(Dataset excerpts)
▼

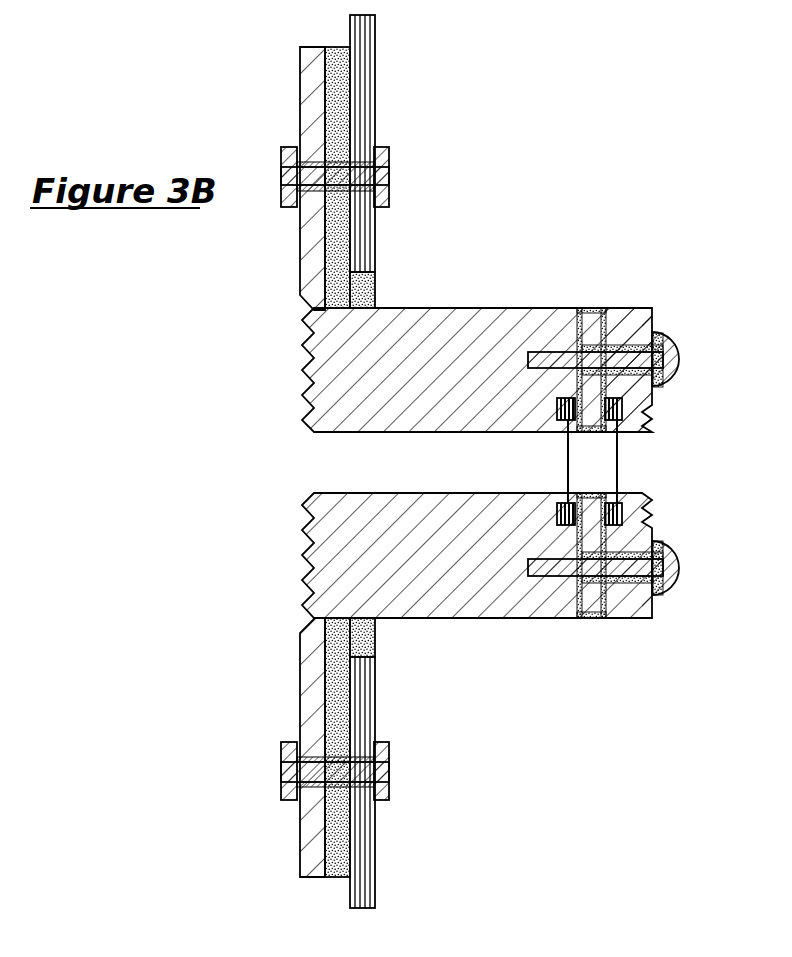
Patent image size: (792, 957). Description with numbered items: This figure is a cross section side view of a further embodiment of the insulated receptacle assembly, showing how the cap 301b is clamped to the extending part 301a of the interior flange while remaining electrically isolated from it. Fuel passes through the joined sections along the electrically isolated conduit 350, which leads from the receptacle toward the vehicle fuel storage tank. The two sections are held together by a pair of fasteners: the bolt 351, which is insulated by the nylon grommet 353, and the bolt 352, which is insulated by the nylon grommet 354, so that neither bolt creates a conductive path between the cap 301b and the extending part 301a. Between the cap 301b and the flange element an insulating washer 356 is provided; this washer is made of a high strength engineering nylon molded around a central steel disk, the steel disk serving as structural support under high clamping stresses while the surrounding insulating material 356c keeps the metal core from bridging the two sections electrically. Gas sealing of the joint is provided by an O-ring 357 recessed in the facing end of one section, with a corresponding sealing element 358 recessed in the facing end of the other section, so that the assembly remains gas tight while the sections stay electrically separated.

The extending part of the interior flange 301a is at (432, 330).
The cap 301b is at (645, 315).
The conduit 350 is at (318, 460).
The bolt 351 is at (678, 357).
The bolt 352 is at (673, 569).
The nylon grommet 353 is at (647, 582).
The nylon grommet 354 is at (648, 322).
The insulating washer 356 is at (587, 320).
The insulating material 356c is at (596, 618).
The O-ring 357 is at (603, 308).
The threaded rod 358 is at (618, 472).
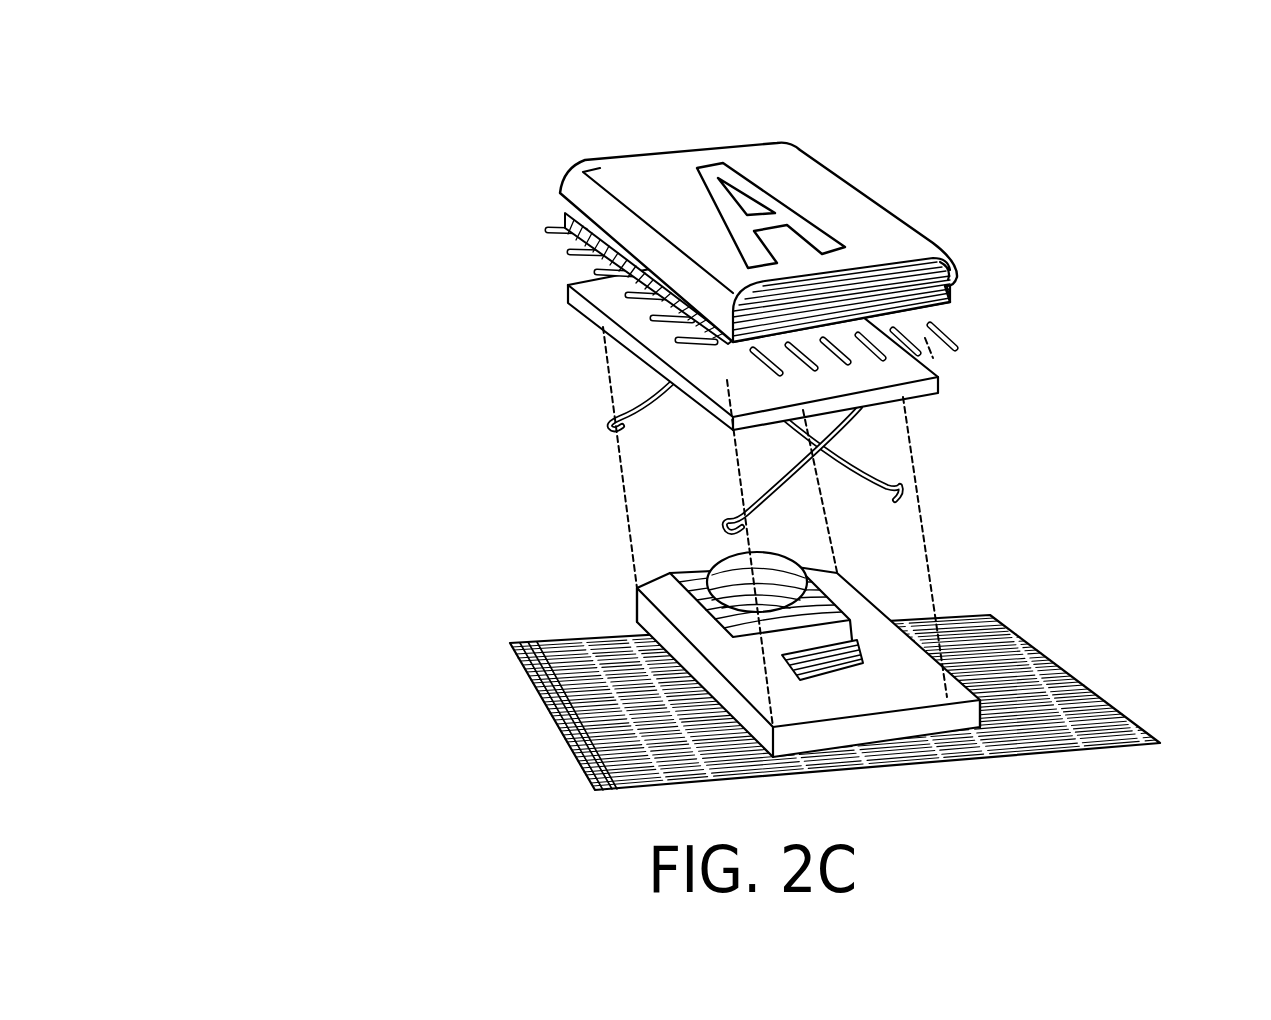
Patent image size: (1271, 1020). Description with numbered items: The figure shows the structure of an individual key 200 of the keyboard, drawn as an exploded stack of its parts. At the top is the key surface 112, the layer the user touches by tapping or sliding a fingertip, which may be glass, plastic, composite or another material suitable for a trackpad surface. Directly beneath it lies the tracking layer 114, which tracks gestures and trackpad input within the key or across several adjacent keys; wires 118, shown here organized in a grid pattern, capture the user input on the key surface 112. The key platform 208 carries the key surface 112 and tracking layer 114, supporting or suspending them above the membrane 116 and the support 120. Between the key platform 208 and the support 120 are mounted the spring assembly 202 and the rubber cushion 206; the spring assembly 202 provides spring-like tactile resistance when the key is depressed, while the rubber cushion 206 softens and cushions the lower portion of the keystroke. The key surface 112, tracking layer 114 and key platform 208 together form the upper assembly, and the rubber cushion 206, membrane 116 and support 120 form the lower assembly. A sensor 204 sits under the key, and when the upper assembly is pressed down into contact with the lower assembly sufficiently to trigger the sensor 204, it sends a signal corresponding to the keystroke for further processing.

The individual key 200 is at (706, 415).
The key surface 112 is at (850, 202).
The wires 118 is at (538, 238).
The tracking layer 114 is at (953, 320).
The key platform 208 is at (947, 380).
The spring assembly 202 is at (870, 468).
The rubber cushion 206 is at (705, 562).
The membrane 116 is at (637, 602).
The sensor 204 is at (857, 652).
The support 120 is at (527, 672).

▲

*WHAT YOU NEED TO DO*: Rewrite all of the data above, replacing "Description with numbered items" with "Description with labeled parts" and keeping everything else as it is. Omit the pictures from your answer.

*SOLUTION*:
Patent image size: (792, 957). Description with labeled parts: This figure is a cross section side view of a further embodiment of the insulated receptacle assembly, showing how the cap 301b is clamped to the extending part 301a of the interior flange while remaining electrically isolated from it. Fuel passes through the joined sections along the electrically isolated conduit 350, which leads from the receptacle toward the vehicle fuel storage tank. The two sections are held together by a pair of fasteners: the bolt 351, which is insulated by the nylon grommet 353, and the bolt 352, which is insulated by the nylon grommet 354, so that neither bolt creates a conductive path between the cap 301b and the extending part 301a. Between the cap 301b and the flange element an insulating washer 356 is provided; this washer is made of a high strength engineering nylon molded around a central steel disk, the steel disk serving as structural support under high clamping stresses while the surrounding insulating material 356c keeps the metal core from bridging the two sections electrically. Gas sealing of the joint is provided by an O-ring 357 recessed in the facing end of one section, with a corresponding sealing element 358 recessed in the facing end of the other section, so that the assembly remains gas tight while the sections stay electrically separated.

The extending part of the interior flange 301a is at (432, 330).
The cap 301b is at (645, 315).
The conduit 350 is at (318, 460).
The bolt 351 is at (678, 357).
The bolt 352 is at (673, 569).
The nylon grommet 353 is at (647, 582).
The nylon grommet 354 is at (648, 322).
The insulating washer 356 is at (587, 320).
The insulating material 356c is at (596, 618).
The O-ring 357 is at (603, 308).
The threaded rod 358 is at (618, 472).
Patent image size: (1271, 1020). Description with labeled parts: The figure shows the structure of an individual key 200 of the keyboard, drawn as an exploded stack of its parts. At the top is the key surface 112, the layer the user touches by tapping or sliding a fingertip, which may be glass, plastic, composite or another material suitable for a trackpad surface. Directly beneath it lies the tracking layer 114, which tracks gestures and trackpad input within the key or across several adjacent keys; wires 118, shown here organized in a grid pattern, capture the user input on the key surface 112. The key platform 208 carries the key surface 112 and tracking layer 114, supporting or suspending them above the membrane 116 and the support 120. Between the key platform 208 and the support 120 are mounted the spring assembly 202 and the rubber cushion 206; the spring assembly 202 provides spring-like tactile resistance when the key is depressed, while the rubber cushion 206 softens and cushions the lower portion of the keystroke. The key surface 112, tracking layer 114 and key platform 208 together form the upper assembly, and the rubber cushion 206, membrane 116 and support 120 form the lower assembly. A sensor 204 sits under the key, and when the upper assembly is pressed down into contact with the lower assembly sufficiently to trigger the sensor 204, it sends a signal corresponding to the keystroke for further processing.

The individual key 200 is at (706, 415).
The key surface 112 is at (850, 202).
The wires 118 is at (538, 238).
The tracking layer 114 is at (953, 320).
The key platform 208 is at (947, 380).
The spring assembly 202 is at (870, 468).
The rubber cushion 206 is at (705, 562).
The membrane 116 is at (637, 602).
The sensor 204 is at (857, 652).
The support 120 is at (527, 672).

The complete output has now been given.